▸ WORK TO COMPLETE: Identify the lines that contain the string "사료톤당" and copy all of them.

▸ INFORMATION SHOWN:
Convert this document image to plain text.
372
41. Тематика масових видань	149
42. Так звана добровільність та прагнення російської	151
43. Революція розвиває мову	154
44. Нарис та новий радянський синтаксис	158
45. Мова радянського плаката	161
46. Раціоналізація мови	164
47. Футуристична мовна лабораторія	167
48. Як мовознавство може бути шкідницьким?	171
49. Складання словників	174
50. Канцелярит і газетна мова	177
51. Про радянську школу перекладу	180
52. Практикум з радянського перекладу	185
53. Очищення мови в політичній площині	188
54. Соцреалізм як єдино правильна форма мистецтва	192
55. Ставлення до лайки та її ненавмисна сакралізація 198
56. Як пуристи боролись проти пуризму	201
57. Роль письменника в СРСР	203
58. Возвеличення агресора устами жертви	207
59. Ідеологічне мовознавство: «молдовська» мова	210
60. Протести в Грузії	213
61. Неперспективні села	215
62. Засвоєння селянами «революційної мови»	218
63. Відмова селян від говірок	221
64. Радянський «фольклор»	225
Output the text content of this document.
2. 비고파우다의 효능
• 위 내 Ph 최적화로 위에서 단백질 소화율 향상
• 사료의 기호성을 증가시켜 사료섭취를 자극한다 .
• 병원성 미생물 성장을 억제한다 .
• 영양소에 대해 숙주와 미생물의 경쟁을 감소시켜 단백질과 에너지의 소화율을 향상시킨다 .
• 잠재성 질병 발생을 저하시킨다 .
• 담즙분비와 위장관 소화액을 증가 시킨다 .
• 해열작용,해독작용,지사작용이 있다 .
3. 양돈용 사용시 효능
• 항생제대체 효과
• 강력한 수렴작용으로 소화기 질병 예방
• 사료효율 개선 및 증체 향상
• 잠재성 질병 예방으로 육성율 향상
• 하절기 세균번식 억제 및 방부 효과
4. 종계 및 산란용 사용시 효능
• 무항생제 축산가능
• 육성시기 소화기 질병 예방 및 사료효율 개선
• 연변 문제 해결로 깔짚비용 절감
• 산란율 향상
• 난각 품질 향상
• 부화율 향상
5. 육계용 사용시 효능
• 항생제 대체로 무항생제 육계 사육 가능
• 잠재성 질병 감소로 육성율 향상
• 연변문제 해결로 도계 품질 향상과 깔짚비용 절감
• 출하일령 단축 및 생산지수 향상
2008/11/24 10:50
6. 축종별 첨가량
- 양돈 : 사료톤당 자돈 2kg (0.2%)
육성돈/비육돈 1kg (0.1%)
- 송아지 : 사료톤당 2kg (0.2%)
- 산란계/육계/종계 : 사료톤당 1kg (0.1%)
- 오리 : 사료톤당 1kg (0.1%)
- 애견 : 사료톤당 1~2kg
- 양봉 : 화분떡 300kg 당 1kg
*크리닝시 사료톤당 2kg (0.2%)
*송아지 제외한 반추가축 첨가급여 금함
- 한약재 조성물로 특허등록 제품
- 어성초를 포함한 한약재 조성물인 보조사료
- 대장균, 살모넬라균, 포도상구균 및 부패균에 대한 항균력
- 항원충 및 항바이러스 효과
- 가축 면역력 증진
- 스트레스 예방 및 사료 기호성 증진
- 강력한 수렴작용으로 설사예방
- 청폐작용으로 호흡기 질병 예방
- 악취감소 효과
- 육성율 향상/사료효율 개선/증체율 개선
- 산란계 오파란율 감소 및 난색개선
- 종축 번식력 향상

▸ TASK OUTPUT:
- 양돈 : 사료톤당 자돈 2kg (0.2%)
- 송아지 : 사료톤당 2kg (0.2%)
- 산란계/육계/종계 : 사료톤당 1kg (0.1%)
- 오리 : 사료톤당 1kg (0.1%)
- 애견 : 사료톤당 1~2kg
*크리닝시 사료톤당 2kg (0.2%)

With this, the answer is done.